### Input material ###
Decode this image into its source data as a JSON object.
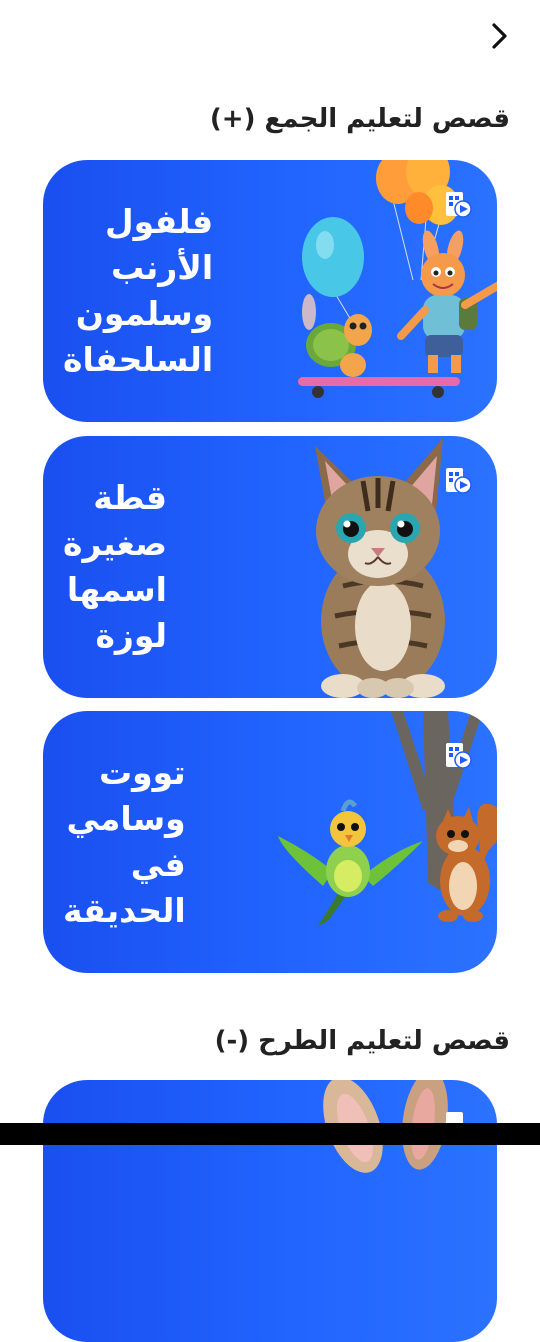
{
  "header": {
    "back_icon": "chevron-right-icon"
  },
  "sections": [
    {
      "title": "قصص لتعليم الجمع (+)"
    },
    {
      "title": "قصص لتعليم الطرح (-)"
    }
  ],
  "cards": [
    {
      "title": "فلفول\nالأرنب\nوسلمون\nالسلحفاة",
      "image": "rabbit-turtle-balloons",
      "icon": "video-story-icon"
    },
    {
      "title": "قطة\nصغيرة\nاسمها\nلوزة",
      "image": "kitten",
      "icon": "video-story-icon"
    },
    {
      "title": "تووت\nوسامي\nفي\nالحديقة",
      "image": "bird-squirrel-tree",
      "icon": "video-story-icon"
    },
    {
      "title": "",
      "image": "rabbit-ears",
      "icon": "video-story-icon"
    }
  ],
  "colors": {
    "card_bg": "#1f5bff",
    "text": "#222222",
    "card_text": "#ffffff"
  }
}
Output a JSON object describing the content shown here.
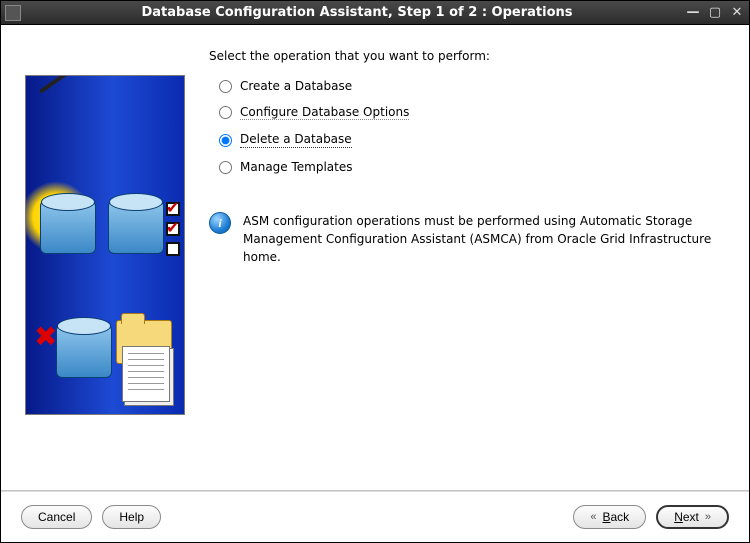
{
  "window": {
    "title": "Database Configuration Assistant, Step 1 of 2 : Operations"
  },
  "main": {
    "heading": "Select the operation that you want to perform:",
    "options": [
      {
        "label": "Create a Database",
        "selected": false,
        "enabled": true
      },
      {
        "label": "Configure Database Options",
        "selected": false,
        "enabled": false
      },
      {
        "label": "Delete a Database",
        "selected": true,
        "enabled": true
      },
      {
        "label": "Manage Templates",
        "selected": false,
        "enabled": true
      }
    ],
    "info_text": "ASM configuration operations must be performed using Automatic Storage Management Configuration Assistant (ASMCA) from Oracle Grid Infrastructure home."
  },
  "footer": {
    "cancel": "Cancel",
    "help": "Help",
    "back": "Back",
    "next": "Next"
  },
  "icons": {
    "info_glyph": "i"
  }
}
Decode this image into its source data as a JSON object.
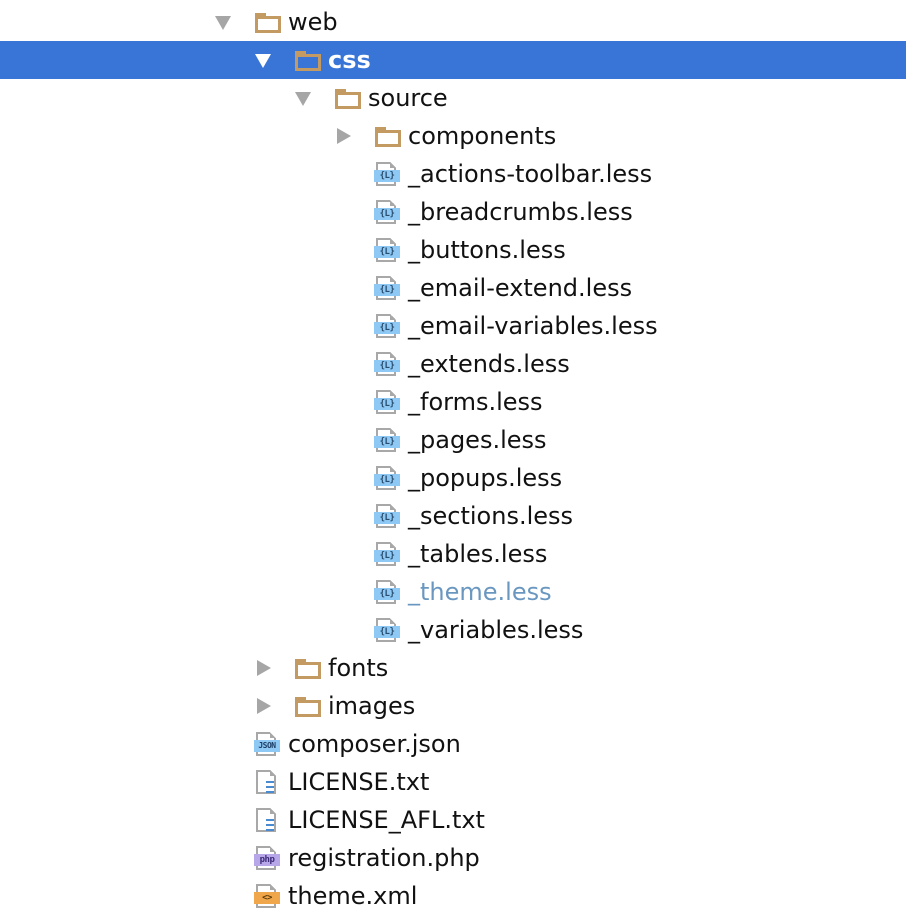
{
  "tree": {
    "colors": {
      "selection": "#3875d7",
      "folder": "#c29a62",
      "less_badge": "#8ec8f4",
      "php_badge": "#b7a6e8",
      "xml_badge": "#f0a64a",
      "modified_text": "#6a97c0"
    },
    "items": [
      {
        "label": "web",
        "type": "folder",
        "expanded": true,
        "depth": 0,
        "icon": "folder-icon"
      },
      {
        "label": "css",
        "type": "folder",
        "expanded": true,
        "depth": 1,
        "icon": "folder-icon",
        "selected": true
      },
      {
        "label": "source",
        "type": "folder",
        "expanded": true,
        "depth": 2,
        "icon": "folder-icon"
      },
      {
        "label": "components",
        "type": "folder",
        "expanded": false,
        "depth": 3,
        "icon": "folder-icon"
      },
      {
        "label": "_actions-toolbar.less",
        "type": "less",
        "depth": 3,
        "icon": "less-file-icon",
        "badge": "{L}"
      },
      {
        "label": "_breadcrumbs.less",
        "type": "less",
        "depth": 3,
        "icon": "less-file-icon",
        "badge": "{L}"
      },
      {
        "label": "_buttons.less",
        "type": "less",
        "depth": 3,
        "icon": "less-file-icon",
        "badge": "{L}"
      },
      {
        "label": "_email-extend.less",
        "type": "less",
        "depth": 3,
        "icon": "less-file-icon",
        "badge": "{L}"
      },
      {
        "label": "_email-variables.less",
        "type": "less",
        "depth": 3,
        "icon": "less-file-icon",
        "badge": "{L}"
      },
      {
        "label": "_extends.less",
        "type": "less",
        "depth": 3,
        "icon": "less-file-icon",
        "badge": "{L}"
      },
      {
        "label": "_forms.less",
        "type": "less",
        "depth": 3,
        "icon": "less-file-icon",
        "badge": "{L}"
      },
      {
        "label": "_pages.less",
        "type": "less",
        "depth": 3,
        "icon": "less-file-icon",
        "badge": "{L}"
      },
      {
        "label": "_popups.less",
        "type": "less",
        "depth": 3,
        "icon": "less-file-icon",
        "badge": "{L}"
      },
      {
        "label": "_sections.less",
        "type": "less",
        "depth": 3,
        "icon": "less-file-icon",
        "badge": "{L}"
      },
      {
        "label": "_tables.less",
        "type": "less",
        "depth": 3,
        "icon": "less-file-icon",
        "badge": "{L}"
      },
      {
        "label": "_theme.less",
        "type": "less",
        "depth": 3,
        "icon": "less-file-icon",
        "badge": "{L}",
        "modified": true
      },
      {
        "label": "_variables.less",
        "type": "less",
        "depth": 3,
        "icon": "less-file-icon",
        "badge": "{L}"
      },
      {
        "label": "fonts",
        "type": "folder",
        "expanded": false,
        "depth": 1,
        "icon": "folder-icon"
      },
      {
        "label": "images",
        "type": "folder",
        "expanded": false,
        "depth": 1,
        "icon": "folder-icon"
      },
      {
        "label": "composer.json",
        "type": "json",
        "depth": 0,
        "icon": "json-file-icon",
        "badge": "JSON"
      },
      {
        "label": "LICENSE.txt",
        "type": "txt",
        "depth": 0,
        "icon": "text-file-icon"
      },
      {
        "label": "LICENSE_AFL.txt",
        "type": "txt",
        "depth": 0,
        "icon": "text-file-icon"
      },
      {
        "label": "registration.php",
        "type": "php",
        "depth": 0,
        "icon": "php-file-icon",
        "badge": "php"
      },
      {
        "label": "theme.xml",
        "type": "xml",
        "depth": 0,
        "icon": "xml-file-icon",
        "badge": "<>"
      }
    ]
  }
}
###
> [Task statement]:
Using the listing above, gather each line that holds the string "rabbit" and copy it.

> [Solution to the exercise]:
      "image": "rabbit-turtle-balloons",
      "image": "rabbit-ears",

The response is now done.